> _What you need to do_: Look through the data below. Show each line where the string "against" occurs.

> _Material for the task_:

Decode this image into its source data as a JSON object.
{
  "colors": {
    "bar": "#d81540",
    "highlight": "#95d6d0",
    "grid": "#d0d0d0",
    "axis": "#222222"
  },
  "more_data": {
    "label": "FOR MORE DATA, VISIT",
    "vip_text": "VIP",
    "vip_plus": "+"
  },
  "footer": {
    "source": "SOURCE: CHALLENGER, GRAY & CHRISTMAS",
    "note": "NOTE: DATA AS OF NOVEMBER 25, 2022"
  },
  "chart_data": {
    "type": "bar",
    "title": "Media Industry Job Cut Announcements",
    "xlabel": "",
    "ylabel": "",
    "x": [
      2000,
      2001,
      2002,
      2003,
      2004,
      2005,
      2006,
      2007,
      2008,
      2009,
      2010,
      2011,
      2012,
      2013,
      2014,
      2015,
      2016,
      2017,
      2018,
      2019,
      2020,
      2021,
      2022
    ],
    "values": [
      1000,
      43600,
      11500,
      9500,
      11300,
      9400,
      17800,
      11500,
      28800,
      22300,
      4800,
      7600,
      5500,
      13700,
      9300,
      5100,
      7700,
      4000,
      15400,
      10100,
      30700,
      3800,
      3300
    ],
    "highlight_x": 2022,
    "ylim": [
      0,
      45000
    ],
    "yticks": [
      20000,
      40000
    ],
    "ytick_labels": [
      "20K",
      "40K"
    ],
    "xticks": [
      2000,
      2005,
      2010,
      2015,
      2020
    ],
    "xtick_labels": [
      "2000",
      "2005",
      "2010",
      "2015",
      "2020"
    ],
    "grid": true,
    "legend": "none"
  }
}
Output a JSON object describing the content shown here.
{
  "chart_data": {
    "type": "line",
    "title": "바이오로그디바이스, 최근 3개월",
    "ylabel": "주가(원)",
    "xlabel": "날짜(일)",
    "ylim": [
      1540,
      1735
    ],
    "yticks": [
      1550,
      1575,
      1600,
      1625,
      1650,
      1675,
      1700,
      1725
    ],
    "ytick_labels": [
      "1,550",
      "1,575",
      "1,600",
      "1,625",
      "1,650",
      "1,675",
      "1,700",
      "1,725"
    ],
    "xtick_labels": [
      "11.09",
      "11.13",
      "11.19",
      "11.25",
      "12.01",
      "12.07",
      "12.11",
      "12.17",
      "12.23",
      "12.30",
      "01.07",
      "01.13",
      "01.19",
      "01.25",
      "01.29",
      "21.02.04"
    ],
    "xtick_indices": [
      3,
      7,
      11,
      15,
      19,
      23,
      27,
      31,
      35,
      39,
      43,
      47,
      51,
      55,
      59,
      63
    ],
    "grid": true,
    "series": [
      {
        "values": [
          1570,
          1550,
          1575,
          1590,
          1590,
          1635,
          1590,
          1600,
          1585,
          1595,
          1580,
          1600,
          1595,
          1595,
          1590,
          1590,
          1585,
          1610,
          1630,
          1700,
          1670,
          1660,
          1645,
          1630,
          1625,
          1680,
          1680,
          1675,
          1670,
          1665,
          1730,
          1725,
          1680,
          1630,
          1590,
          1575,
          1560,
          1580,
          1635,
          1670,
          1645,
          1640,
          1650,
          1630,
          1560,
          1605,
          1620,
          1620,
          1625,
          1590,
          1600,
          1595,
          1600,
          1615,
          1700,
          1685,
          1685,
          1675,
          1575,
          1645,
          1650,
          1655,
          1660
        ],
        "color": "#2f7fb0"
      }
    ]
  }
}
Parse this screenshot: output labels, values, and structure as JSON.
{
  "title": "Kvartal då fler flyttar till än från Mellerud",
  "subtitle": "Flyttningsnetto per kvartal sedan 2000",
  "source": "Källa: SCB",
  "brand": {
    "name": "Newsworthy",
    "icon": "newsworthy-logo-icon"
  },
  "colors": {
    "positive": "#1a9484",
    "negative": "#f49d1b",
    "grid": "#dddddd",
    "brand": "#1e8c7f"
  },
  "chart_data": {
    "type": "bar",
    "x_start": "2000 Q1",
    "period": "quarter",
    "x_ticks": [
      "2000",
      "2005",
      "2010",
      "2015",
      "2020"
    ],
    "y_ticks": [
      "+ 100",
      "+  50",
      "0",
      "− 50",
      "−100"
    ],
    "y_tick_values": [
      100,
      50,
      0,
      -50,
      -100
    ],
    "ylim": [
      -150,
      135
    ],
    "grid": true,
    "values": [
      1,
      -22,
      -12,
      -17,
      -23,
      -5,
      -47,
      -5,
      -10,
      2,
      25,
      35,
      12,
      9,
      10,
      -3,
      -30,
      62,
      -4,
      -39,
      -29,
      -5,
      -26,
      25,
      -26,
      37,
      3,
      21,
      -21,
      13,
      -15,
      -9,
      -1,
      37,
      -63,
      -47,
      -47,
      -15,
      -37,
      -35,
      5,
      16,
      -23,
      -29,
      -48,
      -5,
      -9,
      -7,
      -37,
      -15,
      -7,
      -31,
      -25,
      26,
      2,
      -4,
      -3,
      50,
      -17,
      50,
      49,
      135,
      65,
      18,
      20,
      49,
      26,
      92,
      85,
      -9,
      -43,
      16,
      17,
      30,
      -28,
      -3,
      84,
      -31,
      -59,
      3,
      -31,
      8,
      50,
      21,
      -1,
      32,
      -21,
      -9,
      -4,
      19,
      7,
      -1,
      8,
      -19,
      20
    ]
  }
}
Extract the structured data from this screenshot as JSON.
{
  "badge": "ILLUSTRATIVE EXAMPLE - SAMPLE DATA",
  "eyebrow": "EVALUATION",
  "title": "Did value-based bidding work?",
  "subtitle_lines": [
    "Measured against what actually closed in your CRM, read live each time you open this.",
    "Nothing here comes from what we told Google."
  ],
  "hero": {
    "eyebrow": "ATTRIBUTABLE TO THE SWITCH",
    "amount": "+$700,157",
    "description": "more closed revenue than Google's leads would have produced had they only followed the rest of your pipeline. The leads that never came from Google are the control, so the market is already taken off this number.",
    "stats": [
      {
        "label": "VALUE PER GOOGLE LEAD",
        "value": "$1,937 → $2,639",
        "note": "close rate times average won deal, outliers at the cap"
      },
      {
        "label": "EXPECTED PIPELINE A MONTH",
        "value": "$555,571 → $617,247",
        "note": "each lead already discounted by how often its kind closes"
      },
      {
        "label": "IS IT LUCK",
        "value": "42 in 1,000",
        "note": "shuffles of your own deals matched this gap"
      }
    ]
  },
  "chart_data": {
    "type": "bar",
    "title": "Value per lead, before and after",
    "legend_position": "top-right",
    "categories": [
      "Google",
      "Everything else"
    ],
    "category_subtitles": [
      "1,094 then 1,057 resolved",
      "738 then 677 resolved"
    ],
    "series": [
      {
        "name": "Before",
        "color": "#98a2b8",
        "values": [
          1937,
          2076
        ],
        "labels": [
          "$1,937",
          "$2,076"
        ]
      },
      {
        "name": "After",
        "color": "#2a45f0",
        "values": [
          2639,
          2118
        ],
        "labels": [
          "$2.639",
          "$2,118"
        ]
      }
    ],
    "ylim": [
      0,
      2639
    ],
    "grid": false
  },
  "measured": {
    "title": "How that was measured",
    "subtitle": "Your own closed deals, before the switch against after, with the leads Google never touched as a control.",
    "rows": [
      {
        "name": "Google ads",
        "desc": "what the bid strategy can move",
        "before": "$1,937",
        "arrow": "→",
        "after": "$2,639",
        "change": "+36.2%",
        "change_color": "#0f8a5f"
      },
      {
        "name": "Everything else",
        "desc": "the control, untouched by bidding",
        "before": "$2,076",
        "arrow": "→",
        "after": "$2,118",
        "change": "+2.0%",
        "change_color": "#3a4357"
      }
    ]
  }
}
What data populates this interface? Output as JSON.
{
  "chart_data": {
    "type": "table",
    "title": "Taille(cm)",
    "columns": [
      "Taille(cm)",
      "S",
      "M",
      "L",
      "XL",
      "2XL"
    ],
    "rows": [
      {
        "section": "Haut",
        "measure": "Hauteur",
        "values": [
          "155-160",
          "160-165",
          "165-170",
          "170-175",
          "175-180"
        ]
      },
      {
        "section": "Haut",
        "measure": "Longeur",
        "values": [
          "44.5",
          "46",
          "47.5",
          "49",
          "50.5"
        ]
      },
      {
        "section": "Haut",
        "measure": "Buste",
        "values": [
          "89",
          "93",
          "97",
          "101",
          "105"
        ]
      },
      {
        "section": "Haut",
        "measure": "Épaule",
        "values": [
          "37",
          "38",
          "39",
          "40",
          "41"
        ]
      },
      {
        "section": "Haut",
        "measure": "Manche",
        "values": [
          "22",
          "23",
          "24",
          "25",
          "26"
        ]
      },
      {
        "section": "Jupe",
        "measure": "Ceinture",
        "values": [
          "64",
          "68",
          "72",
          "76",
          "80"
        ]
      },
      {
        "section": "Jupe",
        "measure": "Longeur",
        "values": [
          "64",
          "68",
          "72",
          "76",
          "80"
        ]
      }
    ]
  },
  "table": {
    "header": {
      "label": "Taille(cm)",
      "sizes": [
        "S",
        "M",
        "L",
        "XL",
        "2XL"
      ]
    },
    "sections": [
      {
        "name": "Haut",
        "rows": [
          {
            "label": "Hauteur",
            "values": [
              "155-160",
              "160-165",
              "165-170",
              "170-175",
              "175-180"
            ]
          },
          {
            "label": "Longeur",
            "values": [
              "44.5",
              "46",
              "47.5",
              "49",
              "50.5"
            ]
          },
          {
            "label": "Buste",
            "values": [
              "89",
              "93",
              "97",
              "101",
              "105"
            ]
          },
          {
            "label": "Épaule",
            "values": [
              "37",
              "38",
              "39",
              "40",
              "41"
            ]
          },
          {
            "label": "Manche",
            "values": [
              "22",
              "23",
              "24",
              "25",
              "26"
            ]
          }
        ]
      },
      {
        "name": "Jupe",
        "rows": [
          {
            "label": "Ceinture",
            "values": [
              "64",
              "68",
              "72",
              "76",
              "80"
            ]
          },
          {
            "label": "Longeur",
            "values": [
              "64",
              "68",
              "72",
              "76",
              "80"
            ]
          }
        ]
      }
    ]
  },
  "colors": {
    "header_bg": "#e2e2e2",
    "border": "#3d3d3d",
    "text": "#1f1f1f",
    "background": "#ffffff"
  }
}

> _Task response_:
    "Measured against what actually closed in your CRM, read live each time you open this.",
    "subtitle": "Your own closed deals, before the switch against after, with the leads Google never touched as a control.",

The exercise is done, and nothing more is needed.